### Task directions
Return the listing below verbatim. Pictures do not belong in the copy.

### Data excerpts
──────────────────────────────

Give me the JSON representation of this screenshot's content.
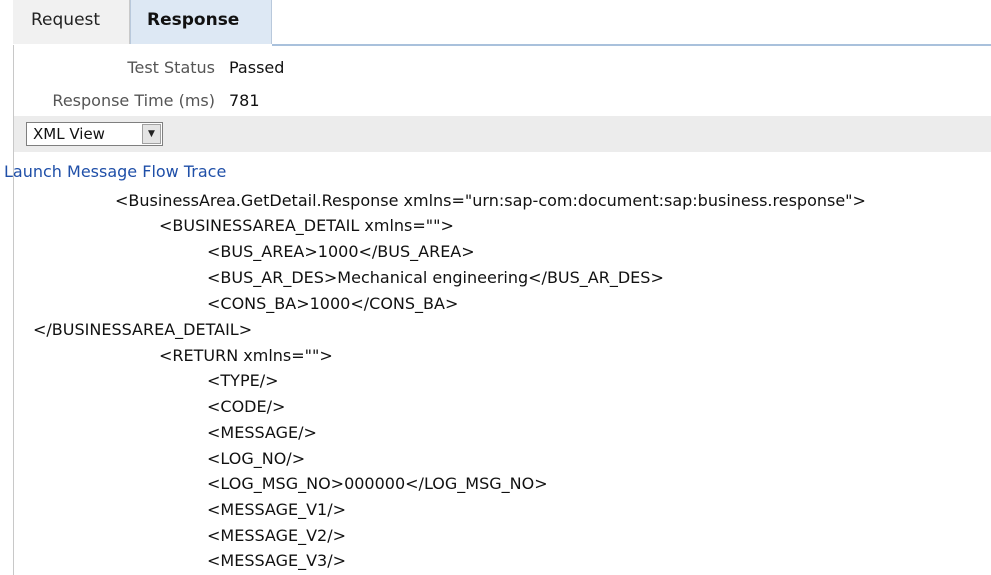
{
  "tabs": {
    "request": "Request",
    "response": "Response"
  },
  "fields": {
    "test_status_label": "Test Status",
    "test_status_value": "Passed",
    "response_time_label": "Response Time (ms)",
    "response_time_value": "781"
  },
  "view": {
    "selected": "XML View",
    "arrow_icon": "dropdown-arrow-icon"
  },
  "trace_link": "Launch Message Flow Trace",
  "xml": {
    "lines": [
      "<BusinessArea.GetDetail.Response xmlns=\"urn:sap-com:document:sap:business.response\">",
      "<BUSINESSAREA_DETAIL xmlns=\"\">",
      "<BUS_AREA>1000</BUS_AREA>",
      "<BUS_AR_DES>Mechanical engineering</BUS_AR_DES>",
      "<CONS_BA>1000</CONS_BA>",
      "</BUSINESSAREA_DETAIL>",
      "<RETURN xmlns=\"\">",
      "<TYPE/>",
      "<CODE/>",
      "<MESSAGE/>",
      "<LOG_NO/>",
      "<LOG_MSG_NO>000000</LOG_MSG_NO>",
      "<MESSAGE_V1/>",
      "<MESSAGE_V2/>",
      "<MESSAGE_V3/>"
    ]
  },
  "colors": {
    "link": "#1f4fa8",
    "active_tab": "#dde8f4",
    "tab_underline": "#a9c1dc"
  }
}
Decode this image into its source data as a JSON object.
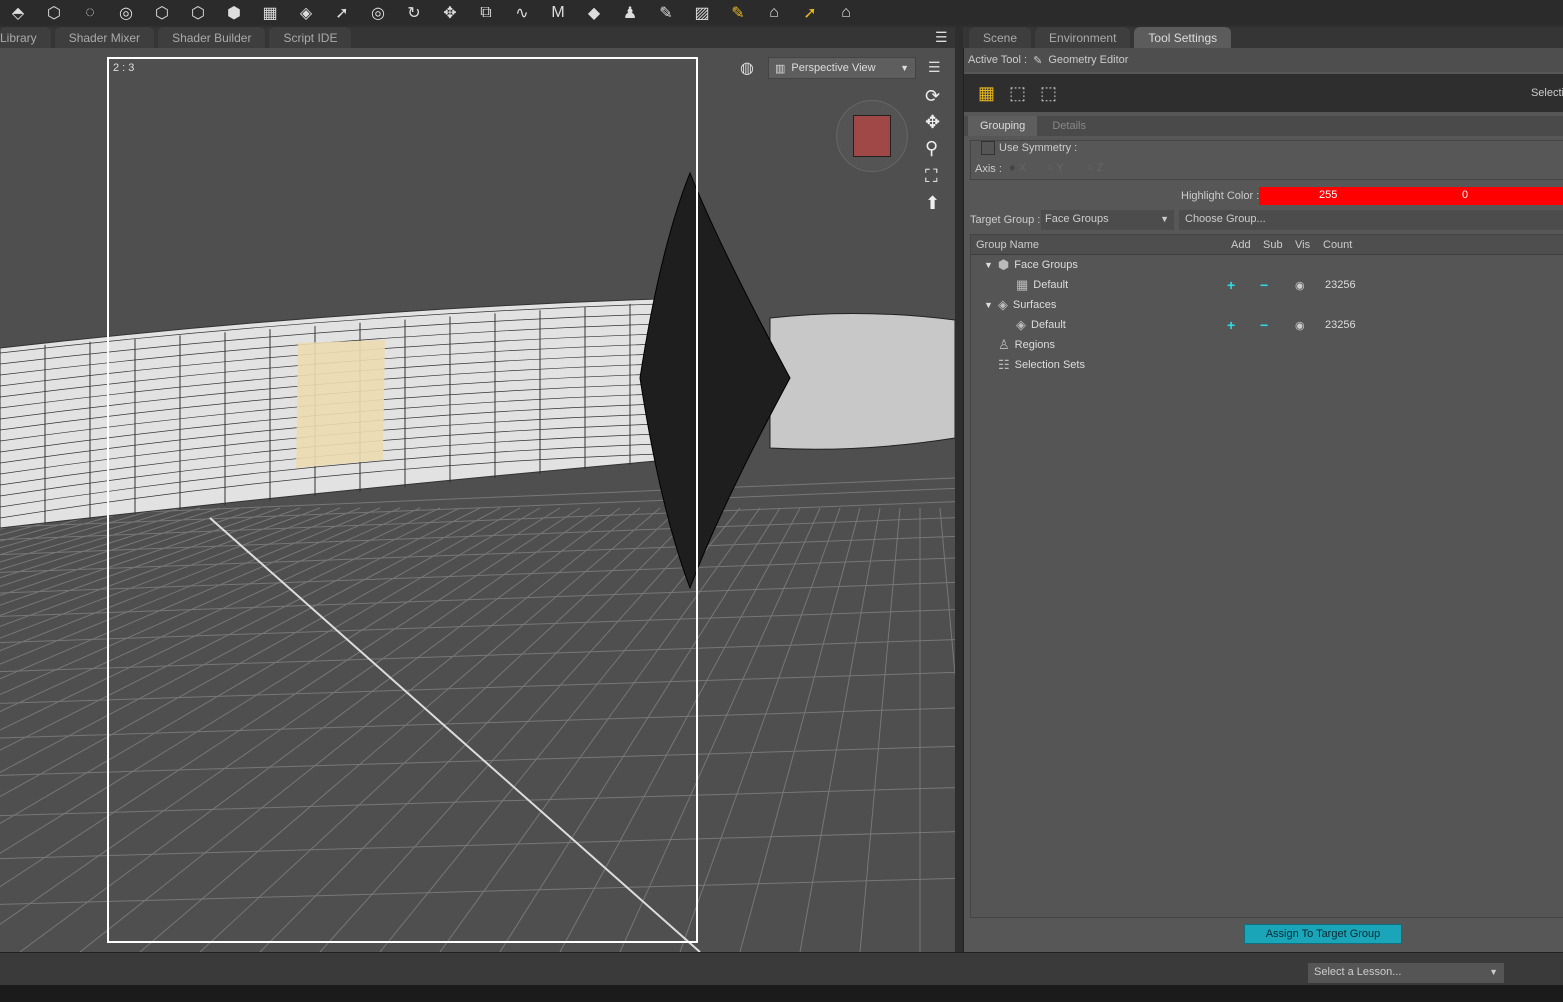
{
  "toolbar": {
    "icons": [
      "node-select-icon",
      "universal-tool-icon",
      "rotate-tool-icon",
      "translate-tool-icon",
      "pose-tool-icon",
      "joint-icon",
      "primitive-icon",
      "grid-icon",
      "orbit-icon",
      "pointer-icon",
      "spin-icon",
      "rotate-icon",
      "move-icon",
      "scale-icon",
      "bone-icon",
      "morph-icon",
      "surface-icon",
      "figure-icon",
      "brush-icon",
      "hatch-icon",
      "geometry-editor-icon",
      "camera-icon",
      "highlight-pointer-icon",
      "render-icon"
    ]
  },
  "left_tabs": [
    "Library",
    "Shader Mixer",
    "Shader Builder",
    "Script IDE"
  ],
  "viewport": {
    "aspect": "2 : 3",
    "view_label": "Perspective View"
  },
  "right_tabs": [
    "Scene",
    "Environment",
    "Tool Settings"
  ],
  "panel": {
    "active_tool_label": "Active Tool :",
    "active_tool": "Geometry Editor",
    "selection_label": "Selecti",
    "sub_tabs": [
      "Grouping",
      "Details"
    ],
    "use_symmetry": "Use Symmetry :",
    "axis_label": "Axis :",
    "axes": [
      "X",
      "Y",
      "Z"
    ],
    "highlight_label": "Highlight Color :",
    "highlight_r": "255",
    "highlight_g": "0",
    "highlight_color": "#ff0000",
    "target_group_label": "Target Group :",
    "target_group": "Face Groups",
    "choose_group": "Choose Group...",
    "columns": [
      "Group Name",
      "Add",
      "Sub",
      "Vis",
      "Count"
    ],
    "tree": [
      {
        "label": "Face Groups",
        "icon": "cube-icon",
        "level": 0,
        "expanded": true
      },
      {
        "label": "Default",
        "icon": "face-group-icon",
        "level": 1,
        "add": "+",
        "sub": "−",
        "count": "23256"
      },
      {
        "label": "Surfaces",
        "icon": "surface-icon",
        "level": 0,
        "expanded": true
      },
      {
        "label": "Default",
        "icon": "surface-icon",
        "level": 1,
        "add": "+",
        "sub": "−",
        "count": "23256"
      },
      {
        "label": "Regions",
        "icon": "region-icon",
        "level": 0
      },
      {
        "label": "Selection Sets",
        "icon": "selection-set-icon",
        "level": 0
      }
    ],
    "assign_button": "Assign To Target Group"
  },
  "status": {
    "lesson": "Select a Lesson..."
  },
  "colors": {
    "accent": "#1aa6b8",
    "highlight": "#ff0000",
    "add_sub": "#29e0e8"
  }
}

──────────────────────────────

### Output of the task
Give me the JSON representation of this screenshot's content.
{
  "tabs": {
    "request": "Request",
    "response": "Response"
  },
  "fields": {
    "test_status_label": "Test Status",
    "test_status_value": "Passed",
    "response_time_label": "Response Time (ms)",
    "response_time_value": "781"
  },
  "view": {
    "selected": "XML View",
    "arrow_icon": "dropdown-arrow-icon"
  },
  "trace_link": "Launch Message Flow Trace",
  "xml": {
    "lines": [
      "<BusinessArea.GetDetail.Response xmlns=\"urn:sap-com:document:sap:business.response\">",
      "<BUSINESSAREA_DETAIL xmlns=\"\">",
      "<BUS_AREA>1000</BUS_AREA>",
      "<BUS_AR_DES>Mechanical engineering</BUS_AR_DES>",
      "<CONS_BA>1000</CONS_BA>",
      "</BUSINESSAREA_DETAIL>",
      "<RETURN xmlns=\"\">",
      "<TYPE/>",
      "<CODE/>",
      "<MESSAGE/>",
      "<LOG_NO/>",
      "<LOG_MSG_NO>000000</LOG_MSG_NO>",
      "<MESSAGE_V1/>",
      "<MESSAGE_V2/>",
      "<MESSAGE_V3/>"
    ]
  },
  "colors": {
    "link": "#1f4fa8",
    "active_tab": "#dde8f4",
    "tab_underline": "#a9c1dc"
  }
}
Decode this image into its source data as a JSON object.
{
  "toolbar": {
    "icons": [
      "node-select-icon",
      "universal-tool-icon",
      "rotate-tool-icon",
      "translate-tool-icon",
      "pose-tool-icon",
      "joint-icon",
      "primitive-icon",
      "grid-icon",
      "orbit-icon",
      "pointer-icon",
      "spin-icon",
      "rotate-icon",
      "move-icon",
      "scale-icon",
      "bone-icon",
      "morph-icon",
      "surface-icon",
      "figure-icon",
      "brush-icon",
      "hatch-icon",
      "geometry-editor-icon",
      "camera-icon",
      "highlight-pointer-icon",
      "render-icon"
    ]
  },
  "left_tabs": [
    "Library",
    "Shader Mixer",
    "Shader Builder",
    "Script IDE"
  ],
  "viewport": {
    "aspect": "2 : 3",
    "view_label": "Perspective View"
  },
  "right_tabs": [
    "Scene",
    "Environment",
    "Tool Settings"
  ],
  "panel": {
    "active_tool_label": "Active Tool :",
    "active_tool": "Geometry Editor",
    "selection_label": "Selecti",
    "sub_tabs": [
      "Grouping",
      "Details"
    ],
    "use_symmetry": "Use Symmetry :",
    "axis_label": "Axis :",
    "axes": [
      "X",
      "Y",
      "Z"
    ],
    "highlight_label": "Highlight Color :",
    "highlight_r": "255",
    "highlight_g": "0",
    "highlight_color": "#ff0000",
    "target_group_label": "Target Group :",
    "target_group": "Face Groups",
    "choose_group": "Choose Group...",
    "columns": [
      "Group Name",
      "Add",
      "Sub",
      "Vis",
      "Count"
    ],
    "tree": [
      {
        "label": "Face Groups",
        "icon": "cube-icon",
        "level": 0,
        "expanded": true
      },
      {
        "label": "Default",
        "icon": "face-group-icon",
        "level": 1,
        "add": "+",
        "sub": "−",
        "count": "23256"
      },
      {
        "label": "Surfaces",
        "icon": "surface-icon",
        "level": 0,
        "expanded": true
      },
      {
        "label": "Default",
        "icon": "surface-icon",
        "level": 1,
        "add": "+",
        "sub": "−",
        "count": "23256"
      },
      {
        "label": "Regions",
        "icon": "region-icon",
        "level": 0
      },
      {
        "label": "Selection Sets",
        "icon": "selection-set-icon",
        "level": 0
      }
    ],
    "assign_button": "Assign To Target Group"
  },
  "status": {
    "lesson": "Select a Lesson..."
  },
  "colors": {
    "accent": "#1aa6b8",
    "highlight": "#ff0000",
    "add_sub": "#29e0e8"
  }
}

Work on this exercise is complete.